Collected data
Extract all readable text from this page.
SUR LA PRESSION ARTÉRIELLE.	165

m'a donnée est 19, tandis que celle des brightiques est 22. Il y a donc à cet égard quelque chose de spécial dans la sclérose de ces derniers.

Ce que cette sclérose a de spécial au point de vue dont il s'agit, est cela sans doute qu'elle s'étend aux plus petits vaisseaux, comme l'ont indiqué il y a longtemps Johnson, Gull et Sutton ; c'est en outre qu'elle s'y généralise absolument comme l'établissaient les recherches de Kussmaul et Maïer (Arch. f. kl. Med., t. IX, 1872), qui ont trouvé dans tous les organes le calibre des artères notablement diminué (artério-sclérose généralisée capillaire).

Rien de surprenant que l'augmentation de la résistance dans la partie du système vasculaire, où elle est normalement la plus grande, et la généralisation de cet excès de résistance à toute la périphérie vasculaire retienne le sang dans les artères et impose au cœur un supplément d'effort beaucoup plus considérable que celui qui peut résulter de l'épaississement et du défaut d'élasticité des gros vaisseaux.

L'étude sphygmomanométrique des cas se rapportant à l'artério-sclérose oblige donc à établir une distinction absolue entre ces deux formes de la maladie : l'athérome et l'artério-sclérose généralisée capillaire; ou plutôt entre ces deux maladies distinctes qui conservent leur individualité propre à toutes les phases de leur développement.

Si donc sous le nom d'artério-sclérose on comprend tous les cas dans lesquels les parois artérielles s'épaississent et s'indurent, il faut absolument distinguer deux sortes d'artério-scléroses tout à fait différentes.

### [Exercise aim]
State how many lines hold the word "plus". The number is the whole answer.

### [Task solution]
2